■ 本文:
◇ ◇ ◇ ◇
• 佐藤 和弘

有事標準のリーダーシップ

長い平時の年月の中で、組織の1人ひとりを想い「優しい人」を真剣に演じてきたリーダーにとって、有事のリーダーシップを求められることは、過酷で辛いことである。

有事のリーダーシップは、いかに正しい事実(情報)をもとにした合理的な意思決定を行うかが極めて重要だ。しかし、それは往々にして組織の中に光と陰を生む厳しい意思決定となるため、他者にとってみれば「血も涙もない」と思われかねない(本当はそうではないのだが)。

だが、そのような「他者からの目」だけでなく、もう1つの目がある。それは「過去の自分からの目」だ。これまで平時で演じてきた「優しい人」と、有事の今演じなければならない「厳しい人」の折り合いを自分自身でつけることは、簡単にできるものではない。それは、ともすれば過去の自分の否定につながってしまうからだ(これも本当はそうではないのだが、自分ではそう感じてしまう)。
◇ ◇ ◇ ◇
■ 取り組む課題:
**1.** 有事のリーダーシップを論じた本文のうち、「だが、そのような「他者からの」から始まり「自分ではそう感じてしまう)。」で終わる部分を、一字一句変えずに書き写してください。
**2.** 有事のリーダーシップを論じた本文の続きを、最後の文の直後から書き継いでください。

保存済みエントリ
◇ ◇ ◇ ◇
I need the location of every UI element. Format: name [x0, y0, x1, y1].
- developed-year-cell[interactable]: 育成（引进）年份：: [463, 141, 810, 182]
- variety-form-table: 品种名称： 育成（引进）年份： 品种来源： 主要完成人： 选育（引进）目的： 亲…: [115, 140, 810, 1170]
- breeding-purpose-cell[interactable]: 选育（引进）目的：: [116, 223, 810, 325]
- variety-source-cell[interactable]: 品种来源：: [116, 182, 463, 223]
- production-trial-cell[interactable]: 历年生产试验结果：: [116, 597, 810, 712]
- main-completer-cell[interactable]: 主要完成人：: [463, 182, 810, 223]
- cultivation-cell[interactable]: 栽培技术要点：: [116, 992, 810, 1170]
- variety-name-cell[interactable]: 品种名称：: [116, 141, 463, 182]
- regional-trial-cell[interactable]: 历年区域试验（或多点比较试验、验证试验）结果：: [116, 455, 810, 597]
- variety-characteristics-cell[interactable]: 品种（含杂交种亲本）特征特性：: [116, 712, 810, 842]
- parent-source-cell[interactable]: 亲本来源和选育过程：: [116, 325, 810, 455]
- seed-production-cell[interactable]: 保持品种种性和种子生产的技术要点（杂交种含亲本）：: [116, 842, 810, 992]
◇ ◇ ◇ ◇
■ 課題別出力:
**1.**
だが、そのような「他者からの目」だけでなく、もう1つの目がある。それは「過去の自分からの目」だ。これまで平時で演じてきた「優しい人」と、有事の今演じなければならない「厳しい人」の折り合いを自分自身でつけることは、簡単にできるものではない。それは、ともすれば過去の自分の否定につながってしまうからだ(これも本当はそうではないのだが、自分ではそう感じてしまう)。

**2.**
このように、有事のリーダーシップが難しいのは、合理的な意思決定を「他者の情理」が拒むだけではなく、「過去の自分の情理」が拒むからである。「あれだけずっと『皆を思いやることが大事だ!』と言い続けていた自分が、多くの人たちにとっては良くても、◯◯さんと◯◯さんにとっては辛い結果となる、そんな決断を伝えることはできない・・・」といった自己否定の葛藤が、平時から有事に変わった際に難所となるリーダーのジレンマである。

繰り返しになるが、有事のリーダーシップは、正しい事実にもとづく合理的な意思決定が求められる。そしてそれには、いかに平時から合理的な意思決定力を鍛えておくかが重要である。だが、有事の合理的な意思決定を拒むのが、過去の自分の情理であるならば、これも平時から有事を想定して自らの情理をマネジメントしていかなくてはならない。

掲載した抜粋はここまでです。